### What the task requires
In the entries below, count the lines holding "того". Reply with the number only.

### Records shown

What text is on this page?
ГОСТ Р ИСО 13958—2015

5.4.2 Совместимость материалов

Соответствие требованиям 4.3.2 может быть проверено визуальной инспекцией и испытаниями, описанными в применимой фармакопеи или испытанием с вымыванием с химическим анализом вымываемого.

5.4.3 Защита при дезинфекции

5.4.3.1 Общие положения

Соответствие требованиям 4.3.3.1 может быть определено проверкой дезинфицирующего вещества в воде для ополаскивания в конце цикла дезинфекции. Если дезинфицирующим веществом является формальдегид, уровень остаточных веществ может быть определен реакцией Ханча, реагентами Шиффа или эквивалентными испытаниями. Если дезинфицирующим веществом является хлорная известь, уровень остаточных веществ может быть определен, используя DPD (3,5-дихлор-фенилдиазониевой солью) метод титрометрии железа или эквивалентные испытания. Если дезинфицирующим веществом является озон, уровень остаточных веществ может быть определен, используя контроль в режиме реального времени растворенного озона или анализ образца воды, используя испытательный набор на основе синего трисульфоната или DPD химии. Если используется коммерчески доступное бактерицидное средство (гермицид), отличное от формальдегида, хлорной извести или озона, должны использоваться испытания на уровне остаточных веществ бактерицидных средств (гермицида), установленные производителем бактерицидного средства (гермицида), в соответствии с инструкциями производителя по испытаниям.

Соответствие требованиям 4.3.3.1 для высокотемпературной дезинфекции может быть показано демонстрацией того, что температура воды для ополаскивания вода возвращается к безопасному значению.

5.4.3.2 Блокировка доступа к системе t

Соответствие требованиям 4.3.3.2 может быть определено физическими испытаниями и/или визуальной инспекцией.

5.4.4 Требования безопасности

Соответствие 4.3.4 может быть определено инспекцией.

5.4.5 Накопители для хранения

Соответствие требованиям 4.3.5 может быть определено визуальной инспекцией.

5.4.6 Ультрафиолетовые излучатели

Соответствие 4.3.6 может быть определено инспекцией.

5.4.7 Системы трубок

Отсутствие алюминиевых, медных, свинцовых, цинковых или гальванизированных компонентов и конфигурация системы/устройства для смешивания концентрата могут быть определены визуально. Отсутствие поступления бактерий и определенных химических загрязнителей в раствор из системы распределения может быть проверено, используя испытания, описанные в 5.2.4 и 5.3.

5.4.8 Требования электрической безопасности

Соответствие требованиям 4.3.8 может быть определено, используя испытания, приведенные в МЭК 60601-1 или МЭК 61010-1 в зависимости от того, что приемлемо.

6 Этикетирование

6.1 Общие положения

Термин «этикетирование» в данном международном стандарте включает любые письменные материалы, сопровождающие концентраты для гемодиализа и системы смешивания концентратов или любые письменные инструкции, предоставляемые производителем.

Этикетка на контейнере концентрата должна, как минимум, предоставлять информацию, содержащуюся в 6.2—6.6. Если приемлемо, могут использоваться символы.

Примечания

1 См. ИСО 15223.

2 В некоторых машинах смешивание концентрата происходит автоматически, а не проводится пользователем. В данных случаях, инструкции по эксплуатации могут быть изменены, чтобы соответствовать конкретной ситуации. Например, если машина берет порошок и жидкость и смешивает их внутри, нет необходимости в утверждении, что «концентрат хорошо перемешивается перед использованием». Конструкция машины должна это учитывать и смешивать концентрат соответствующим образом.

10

### Response to this exercise
2